---- Information supplied

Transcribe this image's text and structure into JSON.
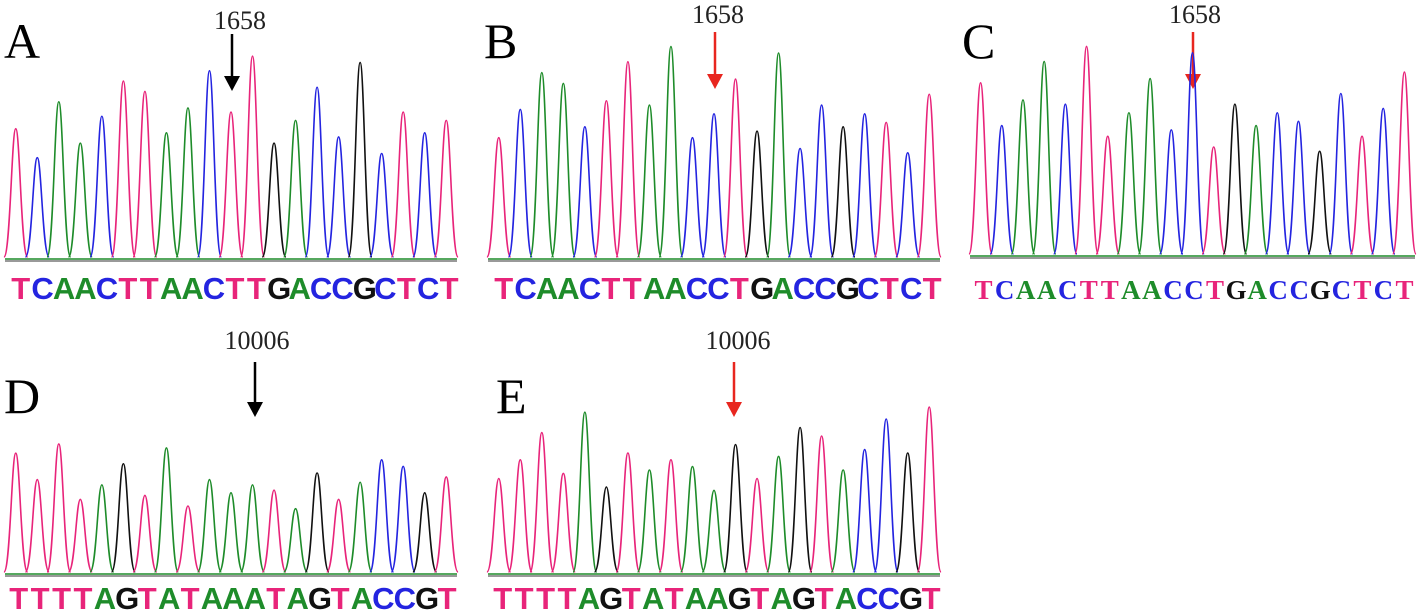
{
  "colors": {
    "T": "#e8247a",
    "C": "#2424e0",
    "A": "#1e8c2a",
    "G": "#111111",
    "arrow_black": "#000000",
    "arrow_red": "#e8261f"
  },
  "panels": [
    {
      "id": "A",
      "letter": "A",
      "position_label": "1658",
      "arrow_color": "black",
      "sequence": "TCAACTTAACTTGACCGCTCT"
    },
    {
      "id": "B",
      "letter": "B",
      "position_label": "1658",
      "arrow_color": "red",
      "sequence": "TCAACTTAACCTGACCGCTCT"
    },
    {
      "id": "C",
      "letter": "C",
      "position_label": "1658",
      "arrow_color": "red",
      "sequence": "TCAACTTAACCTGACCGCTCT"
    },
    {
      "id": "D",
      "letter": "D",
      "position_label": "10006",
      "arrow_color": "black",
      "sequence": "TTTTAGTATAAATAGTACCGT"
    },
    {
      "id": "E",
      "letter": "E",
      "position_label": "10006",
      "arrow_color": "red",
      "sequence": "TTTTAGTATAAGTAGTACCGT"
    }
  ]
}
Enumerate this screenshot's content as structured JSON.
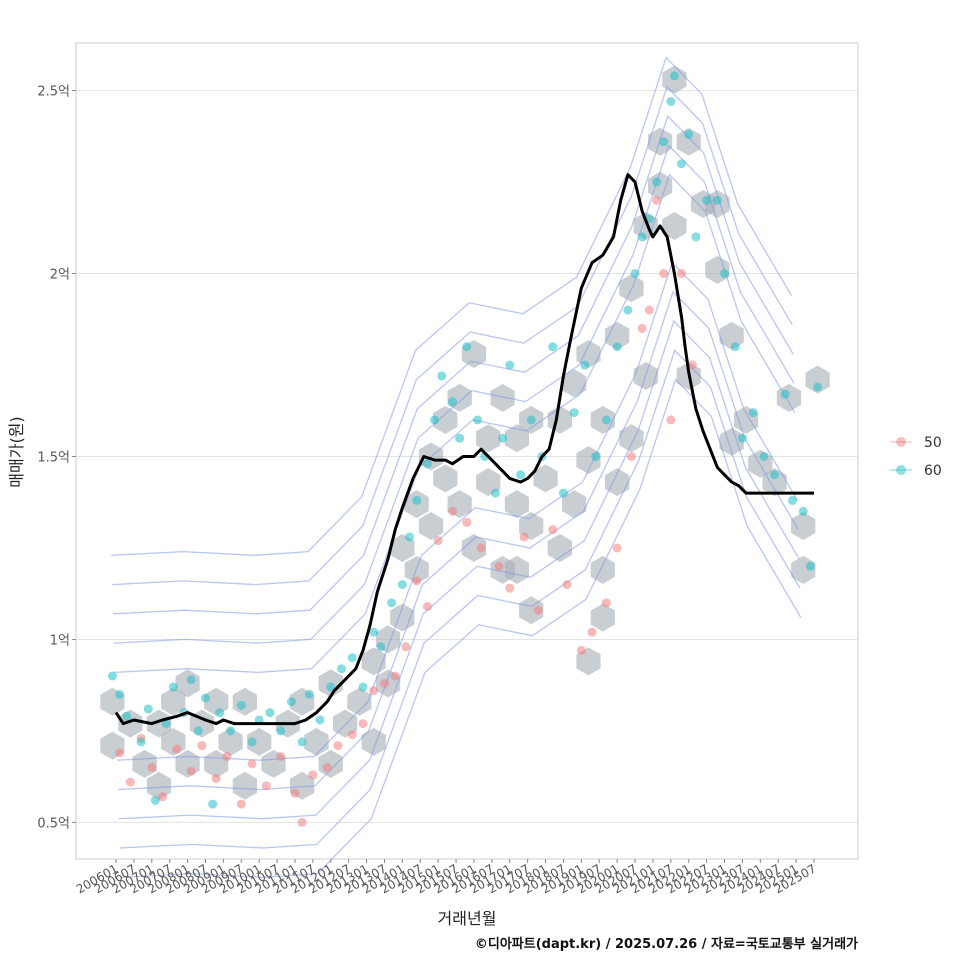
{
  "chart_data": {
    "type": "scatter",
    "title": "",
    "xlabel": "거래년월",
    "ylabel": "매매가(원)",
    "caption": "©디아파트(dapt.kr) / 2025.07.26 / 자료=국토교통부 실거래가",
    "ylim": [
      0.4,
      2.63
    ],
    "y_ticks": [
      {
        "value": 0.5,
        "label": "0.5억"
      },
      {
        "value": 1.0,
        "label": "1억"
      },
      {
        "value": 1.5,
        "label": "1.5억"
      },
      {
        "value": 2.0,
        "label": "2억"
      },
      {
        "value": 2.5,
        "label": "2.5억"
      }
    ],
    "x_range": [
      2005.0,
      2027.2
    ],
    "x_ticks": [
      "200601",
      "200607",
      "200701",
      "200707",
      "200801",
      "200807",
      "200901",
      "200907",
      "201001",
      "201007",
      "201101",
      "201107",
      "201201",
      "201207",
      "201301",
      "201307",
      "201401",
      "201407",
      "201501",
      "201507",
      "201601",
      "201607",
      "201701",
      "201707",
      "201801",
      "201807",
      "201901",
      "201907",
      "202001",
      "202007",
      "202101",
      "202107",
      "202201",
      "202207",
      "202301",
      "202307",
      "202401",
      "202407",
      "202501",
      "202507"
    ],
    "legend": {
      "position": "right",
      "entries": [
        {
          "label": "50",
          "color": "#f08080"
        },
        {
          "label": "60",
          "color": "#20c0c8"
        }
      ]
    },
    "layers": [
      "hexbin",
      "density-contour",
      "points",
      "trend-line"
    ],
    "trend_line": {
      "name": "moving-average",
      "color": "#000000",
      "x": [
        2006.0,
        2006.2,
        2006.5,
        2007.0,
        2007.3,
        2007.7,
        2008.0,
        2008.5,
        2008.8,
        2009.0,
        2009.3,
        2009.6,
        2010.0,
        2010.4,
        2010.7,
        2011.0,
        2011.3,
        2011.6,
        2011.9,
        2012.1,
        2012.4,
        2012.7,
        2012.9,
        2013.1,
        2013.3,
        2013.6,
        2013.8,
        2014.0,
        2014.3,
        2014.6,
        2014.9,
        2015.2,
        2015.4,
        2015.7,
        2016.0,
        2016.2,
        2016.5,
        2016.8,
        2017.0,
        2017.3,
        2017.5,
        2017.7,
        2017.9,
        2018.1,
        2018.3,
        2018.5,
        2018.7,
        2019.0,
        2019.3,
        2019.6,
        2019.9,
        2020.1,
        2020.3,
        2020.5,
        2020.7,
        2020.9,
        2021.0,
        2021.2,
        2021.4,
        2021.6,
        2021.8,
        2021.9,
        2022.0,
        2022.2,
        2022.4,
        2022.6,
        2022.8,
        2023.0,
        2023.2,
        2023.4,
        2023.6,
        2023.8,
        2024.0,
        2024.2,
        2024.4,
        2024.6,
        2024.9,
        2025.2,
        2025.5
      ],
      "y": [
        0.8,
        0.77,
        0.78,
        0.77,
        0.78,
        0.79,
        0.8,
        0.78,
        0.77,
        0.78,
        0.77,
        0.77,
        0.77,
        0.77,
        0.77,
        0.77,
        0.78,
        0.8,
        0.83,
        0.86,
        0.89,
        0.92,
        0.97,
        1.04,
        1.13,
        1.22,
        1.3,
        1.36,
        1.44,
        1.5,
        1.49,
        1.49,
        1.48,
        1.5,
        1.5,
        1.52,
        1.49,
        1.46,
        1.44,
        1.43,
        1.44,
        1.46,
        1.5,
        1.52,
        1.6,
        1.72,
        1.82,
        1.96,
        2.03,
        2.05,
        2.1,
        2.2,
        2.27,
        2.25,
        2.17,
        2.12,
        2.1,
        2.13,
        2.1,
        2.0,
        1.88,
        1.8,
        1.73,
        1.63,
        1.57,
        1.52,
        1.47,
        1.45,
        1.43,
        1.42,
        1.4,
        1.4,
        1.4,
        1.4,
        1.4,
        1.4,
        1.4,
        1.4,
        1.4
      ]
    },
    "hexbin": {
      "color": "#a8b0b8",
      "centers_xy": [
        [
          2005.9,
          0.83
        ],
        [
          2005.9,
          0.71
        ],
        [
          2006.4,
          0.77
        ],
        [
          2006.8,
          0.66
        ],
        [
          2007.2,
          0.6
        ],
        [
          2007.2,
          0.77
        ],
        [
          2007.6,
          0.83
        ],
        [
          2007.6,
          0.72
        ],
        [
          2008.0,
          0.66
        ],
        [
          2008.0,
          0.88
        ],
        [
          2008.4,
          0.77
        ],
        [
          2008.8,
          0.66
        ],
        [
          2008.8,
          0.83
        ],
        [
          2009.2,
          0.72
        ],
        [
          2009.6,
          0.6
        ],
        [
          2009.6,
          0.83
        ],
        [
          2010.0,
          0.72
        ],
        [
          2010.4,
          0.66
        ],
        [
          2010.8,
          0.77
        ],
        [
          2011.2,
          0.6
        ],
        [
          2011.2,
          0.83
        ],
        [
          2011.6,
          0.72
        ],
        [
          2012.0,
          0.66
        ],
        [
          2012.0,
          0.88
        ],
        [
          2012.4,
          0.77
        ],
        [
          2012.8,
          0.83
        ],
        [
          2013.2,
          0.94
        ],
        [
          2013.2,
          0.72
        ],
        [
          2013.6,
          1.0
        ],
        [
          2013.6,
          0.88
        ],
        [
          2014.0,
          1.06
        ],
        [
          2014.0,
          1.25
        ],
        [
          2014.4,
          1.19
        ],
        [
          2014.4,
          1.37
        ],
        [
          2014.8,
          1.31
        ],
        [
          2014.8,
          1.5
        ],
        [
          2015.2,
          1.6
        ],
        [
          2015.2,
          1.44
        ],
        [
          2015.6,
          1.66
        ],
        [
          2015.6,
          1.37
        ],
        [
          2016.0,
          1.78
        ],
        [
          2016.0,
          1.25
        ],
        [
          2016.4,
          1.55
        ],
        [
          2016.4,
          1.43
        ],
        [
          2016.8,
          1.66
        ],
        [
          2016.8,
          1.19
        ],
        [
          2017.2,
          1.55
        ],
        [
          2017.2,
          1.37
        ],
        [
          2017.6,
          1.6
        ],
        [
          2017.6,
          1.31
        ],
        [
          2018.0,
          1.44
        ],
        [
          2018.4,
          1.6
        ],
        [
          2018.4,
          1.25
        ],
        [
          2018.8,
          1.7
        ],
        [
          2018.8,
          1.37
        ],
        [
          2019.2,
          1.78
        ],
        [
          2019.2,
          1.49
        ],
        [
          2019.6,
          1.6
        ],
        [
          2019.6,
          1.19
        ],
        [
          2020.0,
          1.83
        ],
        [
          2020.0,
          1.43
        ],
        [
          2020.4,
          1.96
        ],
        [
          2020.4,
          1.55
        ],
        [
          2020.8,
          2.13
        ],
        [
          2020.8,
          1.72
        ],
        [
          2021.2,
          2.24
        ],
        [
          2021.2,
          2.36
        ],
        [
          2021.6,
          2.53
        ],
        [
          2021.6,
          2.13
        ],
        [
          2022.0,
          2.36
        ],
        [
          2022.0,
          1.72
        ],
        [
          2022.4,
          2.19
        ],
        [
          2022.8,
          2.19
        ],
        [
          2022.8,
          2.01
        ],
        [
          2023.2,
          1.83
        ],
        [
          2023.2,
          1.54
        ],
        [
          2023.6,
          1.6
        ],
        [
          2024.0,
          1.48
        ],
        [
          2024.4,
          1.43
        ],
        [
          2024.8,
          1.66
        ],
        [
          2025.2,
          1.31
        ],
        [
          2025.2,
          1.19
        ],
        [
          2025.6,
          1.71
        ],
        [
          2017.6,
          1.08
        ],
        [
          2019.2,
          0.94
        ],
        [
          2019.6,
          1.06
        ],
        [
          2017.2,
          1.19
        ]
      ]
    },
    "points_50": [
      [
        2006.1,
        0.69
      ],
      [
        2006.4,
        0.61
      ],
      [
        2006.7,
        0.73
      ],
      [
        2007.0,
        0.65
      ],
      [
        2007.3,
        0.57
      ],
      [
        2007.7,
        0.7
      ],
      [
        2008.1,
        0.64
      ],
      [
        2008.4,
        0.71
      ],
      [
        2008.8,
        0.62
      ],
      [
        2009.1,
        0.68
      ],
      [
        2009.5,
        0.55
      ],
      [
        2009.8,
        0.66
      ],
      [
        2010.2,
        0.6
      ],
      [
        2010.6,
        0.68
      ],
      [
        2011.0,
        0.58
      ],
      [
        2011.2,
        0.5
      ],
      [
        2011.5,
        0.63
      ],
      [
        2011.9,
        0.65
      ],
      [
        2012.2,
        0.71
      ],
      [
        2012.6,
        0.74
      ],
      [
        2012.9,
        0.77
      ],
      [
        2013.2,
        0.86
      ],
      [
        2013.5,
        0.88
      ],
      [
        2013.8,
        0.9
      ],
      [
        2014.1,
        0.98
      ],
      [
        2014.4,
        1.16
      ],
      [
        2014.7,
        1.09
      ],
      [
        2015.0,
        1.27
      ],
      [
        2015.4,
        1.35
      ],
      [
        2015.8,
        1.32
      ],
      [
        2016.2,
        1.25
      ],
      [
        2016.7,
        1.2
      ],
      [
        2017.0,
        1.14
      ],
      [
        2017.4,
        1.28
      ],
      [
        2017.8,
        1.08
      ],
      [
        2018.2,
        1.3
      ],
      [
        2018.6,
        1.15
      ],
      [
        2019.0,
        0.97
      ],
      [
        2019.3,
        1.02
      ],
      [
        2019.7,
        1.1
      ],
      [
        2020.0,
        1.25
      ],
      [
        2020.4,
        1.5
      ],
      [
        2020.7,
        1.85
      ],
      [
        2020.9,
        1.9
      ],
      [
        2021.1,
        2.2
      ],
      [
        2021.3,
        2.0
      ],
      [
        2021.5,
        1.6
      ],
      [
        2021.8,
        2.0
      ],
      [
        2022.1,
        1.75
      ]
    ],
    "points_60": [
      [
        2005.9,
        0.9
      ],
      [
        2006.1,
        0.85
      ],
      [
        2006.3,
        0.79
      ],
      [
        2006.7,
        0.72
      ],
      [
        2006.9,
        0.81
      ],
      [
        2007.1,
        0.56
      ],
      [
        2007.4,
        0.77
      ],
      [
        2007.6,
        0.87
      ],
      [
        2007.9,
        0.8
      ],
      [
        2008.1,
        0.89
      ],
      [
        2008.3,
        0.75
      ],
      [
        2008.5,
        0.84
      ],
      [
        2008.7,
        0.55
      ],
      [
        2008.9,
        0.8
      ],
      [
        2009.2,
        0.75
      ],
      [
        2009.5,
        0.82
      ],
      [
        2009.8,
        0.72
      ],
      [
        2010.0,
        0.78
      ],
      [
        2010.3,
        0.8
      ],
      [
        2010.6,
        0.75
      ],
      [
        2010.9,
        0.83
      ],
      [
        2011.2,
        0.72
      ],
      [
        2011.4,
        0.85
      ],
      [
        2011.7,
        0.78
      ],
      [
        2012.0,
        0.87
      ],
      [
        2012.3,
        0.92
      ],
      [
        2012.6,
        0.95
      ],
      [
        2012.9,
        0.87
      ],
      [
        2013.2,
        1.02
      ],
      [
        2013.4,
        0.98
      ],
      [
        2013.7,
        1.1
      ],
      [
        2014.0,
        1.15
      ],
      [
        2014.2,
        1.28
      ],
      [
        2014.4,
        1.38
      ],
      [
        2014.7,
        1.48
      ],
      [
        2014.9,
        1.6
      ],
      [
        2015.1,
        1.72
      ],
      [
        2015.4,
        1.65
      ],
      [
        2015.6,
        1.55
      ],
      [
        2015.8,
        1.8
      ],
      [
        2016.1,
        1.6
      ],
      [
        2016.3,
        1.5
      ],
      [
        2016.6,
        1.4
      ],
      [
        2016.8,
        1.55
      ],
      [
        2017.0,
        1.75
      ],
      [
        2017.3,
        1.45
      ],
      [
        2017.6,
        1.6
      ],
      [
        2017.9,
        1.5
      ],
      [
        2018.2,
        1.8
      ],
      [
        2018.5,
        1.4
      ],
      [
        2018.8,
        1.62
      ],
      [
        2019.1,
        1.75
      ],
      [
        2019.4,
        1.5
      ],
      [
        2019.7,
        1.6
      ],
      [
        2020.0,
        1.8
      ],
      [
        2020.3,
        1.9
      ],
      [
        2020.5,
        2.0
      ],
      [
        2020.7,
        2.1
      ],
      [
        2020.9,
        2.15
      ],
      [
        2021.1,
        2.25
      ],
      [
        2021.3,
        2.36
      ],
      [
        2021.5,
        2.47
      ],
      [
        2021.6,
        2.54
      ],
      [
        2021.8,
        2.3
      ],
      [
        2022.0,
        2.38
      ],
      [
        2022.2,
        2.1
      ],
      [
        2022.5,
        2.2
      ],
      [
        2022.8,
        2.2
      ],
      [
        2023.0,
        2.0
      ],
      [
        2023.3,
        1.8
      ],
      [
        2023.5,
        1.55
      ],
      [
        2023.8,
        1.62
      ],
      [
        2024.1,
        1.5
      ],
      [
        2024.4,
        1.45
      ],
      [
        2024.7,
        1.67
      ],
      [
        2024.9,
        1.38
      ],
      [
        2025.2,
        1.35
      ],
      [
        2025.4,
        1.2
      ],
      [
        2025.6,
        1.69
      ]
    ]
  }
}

--------
---- Information supplied

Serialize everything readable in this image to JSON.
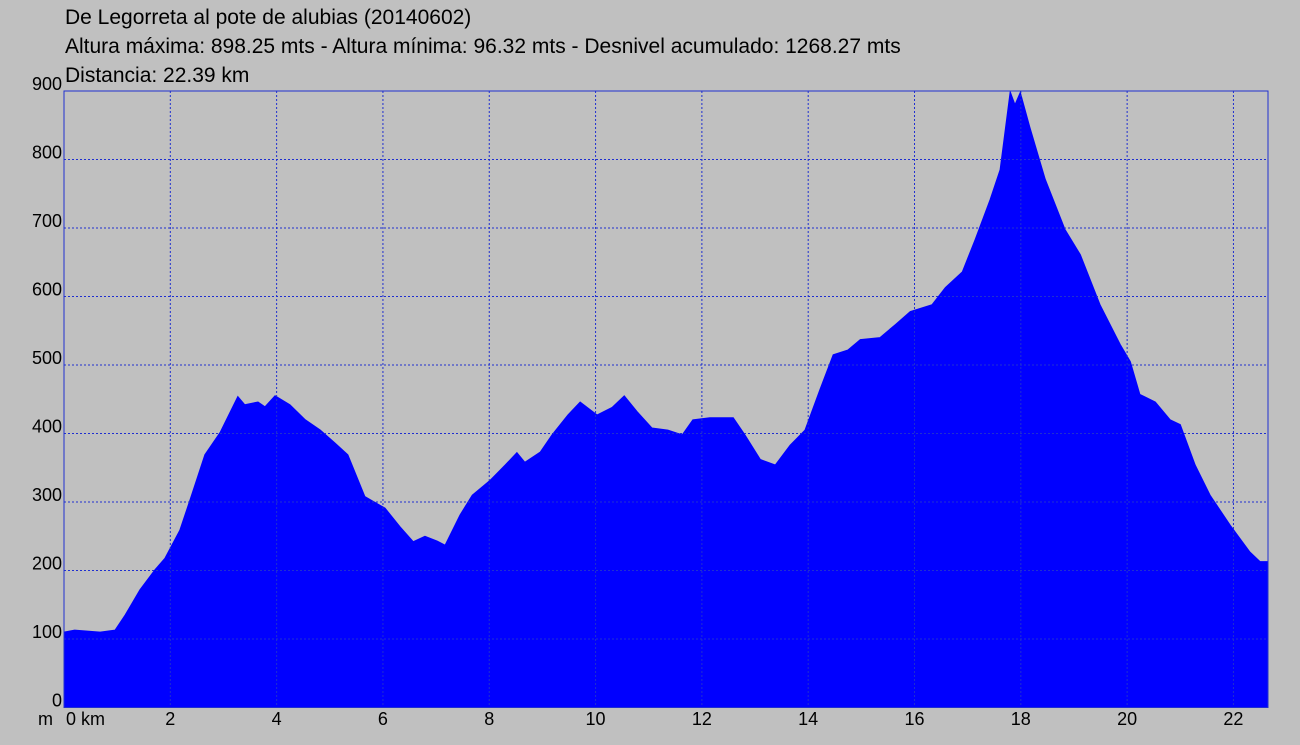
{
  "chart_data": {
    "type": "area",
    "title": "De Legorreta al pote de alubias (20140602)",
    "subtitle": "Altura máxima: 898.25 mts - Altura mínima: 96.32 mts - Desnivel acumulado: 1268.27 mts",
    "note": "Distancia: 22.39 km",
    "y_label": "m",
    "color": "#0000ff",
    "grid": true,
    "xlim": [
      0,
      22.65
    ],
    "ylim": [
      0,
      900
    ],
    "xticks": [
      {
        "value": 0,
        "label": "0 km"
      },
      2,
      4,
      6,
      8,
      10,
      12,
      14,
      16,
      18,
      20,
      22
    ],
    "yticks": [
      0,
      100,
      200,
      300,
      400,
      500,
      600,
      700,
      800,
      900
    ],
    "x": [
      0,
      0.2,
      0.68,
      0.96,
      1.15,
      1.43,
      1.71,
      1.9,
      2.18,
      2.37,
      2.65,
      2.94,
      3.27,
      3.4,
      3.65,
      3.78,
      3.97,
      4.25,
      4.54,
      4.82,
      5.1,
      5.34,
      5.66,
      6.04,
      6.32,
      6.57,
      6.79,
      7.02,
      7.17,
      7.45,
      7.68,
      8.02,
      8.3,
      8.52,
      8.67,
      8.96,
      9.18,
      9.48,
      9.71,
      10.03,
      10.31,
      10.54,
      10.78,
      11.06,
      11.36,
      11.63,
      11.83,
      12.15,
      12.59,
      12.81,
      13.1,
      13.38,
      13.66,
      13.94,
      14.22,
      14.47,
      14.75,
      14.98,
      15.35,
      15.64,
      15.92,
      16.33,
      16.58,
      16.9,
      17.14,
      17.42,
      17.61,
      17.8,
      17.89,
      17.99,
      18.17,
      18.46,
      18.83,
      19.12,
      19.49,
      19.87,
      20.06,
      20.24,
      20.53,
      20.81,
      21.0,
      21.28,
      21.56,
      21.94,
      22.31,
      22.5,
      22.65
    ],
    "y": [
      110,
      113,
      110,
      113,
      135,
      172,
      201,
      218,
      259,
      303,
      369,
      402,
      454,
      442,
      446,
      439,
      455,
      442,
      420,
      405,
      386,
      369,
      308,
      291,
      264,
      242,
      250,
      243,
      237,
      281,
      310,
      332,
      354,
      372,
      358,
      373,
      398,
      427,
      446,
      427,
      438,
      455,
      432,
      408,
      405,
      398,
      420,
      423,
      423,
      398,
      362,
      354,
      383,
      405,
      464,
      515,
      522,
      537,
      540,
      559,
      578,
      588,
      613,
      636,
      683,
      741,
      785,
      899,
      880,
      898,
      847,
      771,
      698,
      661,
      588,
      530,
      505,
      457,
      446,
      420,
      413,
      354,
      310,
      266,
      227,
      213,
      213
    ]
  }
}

--------

_Required work:_
Identify all lines in the records above with the word "sequence".

_Finished answer:_
      "sequence": "TCAACTTAACTTGACCGCTCT"
      "sequence": "TCAACTTAACCTGACCGCTCT"
      "sequence": "TCAACTTAACCTGACCGCTCT"
      "sequence": "TTTTAGTATAAATAGTACCGT"
      "sequence": "TTTTAGTATAAGTAGTACCGT"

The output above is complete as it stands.